What you should do ->
Every entry that follows should be reproduced exactly.

Information shown ->
┌──
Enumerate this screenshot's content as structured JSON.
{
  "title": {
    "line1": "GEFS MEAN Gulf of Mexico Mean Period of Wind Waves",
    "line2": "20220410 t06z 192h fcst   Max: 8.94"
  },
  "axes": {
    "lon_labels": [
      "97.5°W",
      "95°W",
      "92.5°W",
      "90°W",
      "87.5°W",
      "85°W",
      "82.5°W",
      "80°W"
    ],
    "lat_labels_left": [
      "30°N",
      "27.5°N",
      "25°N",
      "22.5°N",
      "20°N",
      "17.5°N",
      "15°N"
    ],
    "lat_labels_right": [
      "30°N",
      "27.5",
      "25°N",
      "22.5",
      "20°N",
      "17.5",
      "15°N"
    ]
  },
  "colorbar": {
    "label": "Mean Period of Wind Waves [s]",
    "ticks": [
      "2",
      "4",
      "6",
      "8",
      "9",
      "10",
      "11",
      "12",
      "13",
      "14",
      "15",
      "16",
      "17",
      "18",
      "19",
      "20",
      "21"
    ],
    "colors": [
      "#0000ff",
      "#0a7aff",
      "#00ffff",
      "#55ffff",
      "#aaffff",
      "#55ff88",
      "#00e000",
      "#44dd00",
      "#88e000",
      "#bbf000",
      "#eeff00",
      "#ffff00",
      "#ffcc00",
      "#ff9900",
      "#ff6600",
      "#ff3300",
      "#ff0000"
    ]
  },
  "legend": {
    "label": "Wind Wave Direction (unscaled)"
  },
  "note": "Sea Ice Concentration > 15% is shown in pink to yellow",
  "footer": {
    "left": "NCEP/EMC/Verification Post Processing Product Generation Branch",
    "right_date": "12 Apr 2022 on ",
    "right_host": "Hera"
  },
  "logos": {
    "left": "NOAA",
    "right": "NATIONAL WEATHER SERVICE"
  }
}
└──
Expected answer ->
Enumerate this screenshot's content as structured JSON.
{
  "title": {
    "line1": "GEFS MEAN Gulf of Mexico Mean Period of Wind Waves",
    "line2": "20220410 t06z 192h fcst   Max: 8.94"
  },
  "axes": {
    "lon_labels": [
      "97.5°W",
      "95°W",
      "92.5°W",
      "90°W",
      "87.5°W",
      "85°W",
      "82.5°W",
      "80°W"
    ],
    "lat_labels_left": [
      "30°N",
      "27.5°N",
      "25°N",
      "22.5°N",
      "20°N",
      "17.5°N",
      "15°N"
    ],
    "lat_labels_right": [
      "30°N",
      "27.5",
      "25°N",
      "22.5",
      "20°N",
      "17.5",
      "15°N"
    ]
  },
  "colorbar": {
    "label": "Mean Period of Wind Waves [s]",
    "ticks": [
      "2",
      "4",
      "6",
      "8",
      "9",
      "10",
      "11",
      "12",
      "13",
      "14",
      "15",
      "16",
      "17",
      "18",
      "19",
      "20",
      "21"
    ],
    "colors": [
      "#0000ff",
      "#0a7aff",
      "#00ffff",
      "#55ffff",
      "#aaffff",
      "#55ff88",
      "#00e000",
      "#44dd00",
      "#88e000",
      "#bbf000",
      "#eeff00",
      "#ffff00",
      "#ffcc00",
      "#ff9900",
      "#ff6600",
      "#ff3300",
      "#ff0000"
    ]
  },
  "legend": {
    "label": "Wind Wave Direction (unscaled)"
  },
  "note": "Sea Ice Concentration > 15% is shown in pink to yellow",
  "footer": {
    "left": "NCEP/EMC/Verification Post Processing Product Generation Branch",
    "right_date": "12 Apr 2022 on ",
    "right_host": "Hera"
  },
  "logos": {
    "left": "NOAA",
    "right": "NATIONAL WEATHER SERVICE"
  }
}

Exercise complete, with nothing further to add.